REQUIRED ACTIONS:
1. Translate the sentence "The log was displayed as follows:" from the SAS forum post into German.
2. Summarize the SAS forum post in two sentences.
3. According to the SAS forum post, what prefix do the macro variables linked to the variables in dataset a have?

TEXT BLOCK:
--- START ---
But before I run the macro, I have already used call symput and %put _user_ to "link" each and every one of the variables I input in dataset a with a macro variable whose prefix is i. SAS log also did not report any error of the "linking" process. The log was displayed as follows:

14 %put _user_;
GLOBAL I1 aa
GLOBAL I10  
GLOBAL I100
...  
GLOBAL I2 ab
...
GLOBAL I3 ac
...
/*Some of the logs were replaced with "..." manually for the sake of brevity*/

So, what is wrong with my code? How can I use SAS macro to achieve my goal I mentioned in the very beginning of my post?

Thank you!
--- END ---
DATA SEGMENT:
--- START ---
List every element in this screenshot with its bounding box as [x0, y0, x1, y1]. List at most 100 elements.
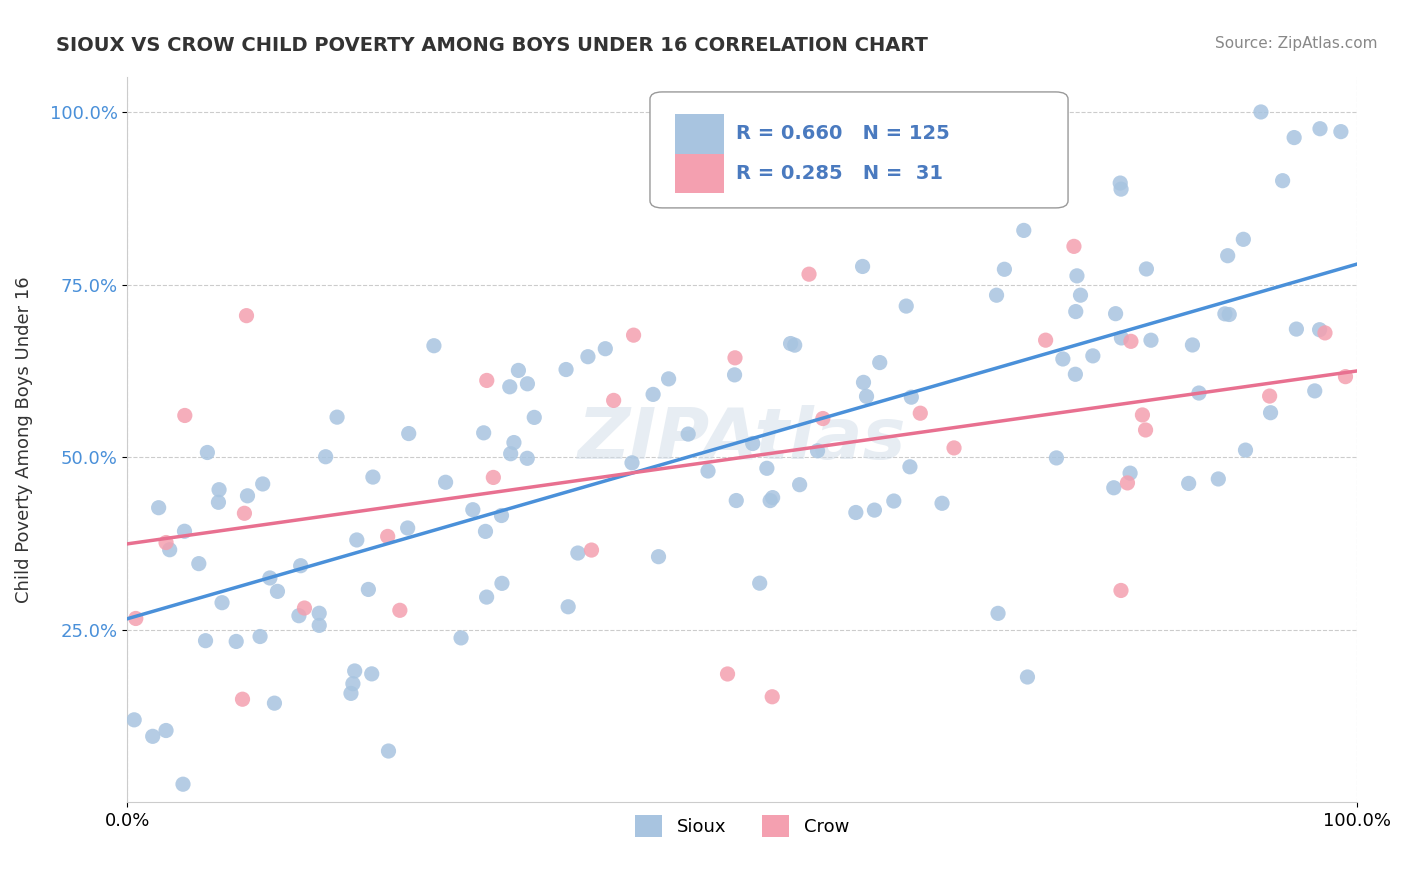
--- END ---
THE REPLIES:
1. Das Protokoll wurde wie folgt angezeigt:

2. Before running the macro, the poster used call symput and %put _user_ to link each variable input in dataset a with a macro variable whose prefix is i, and the SAS log reported no error in that linking process. The poster asks what is wrong with the code and how a SAS macro can be used to achieve the goal mentioned at the beginning of the post.

3. The prefix i.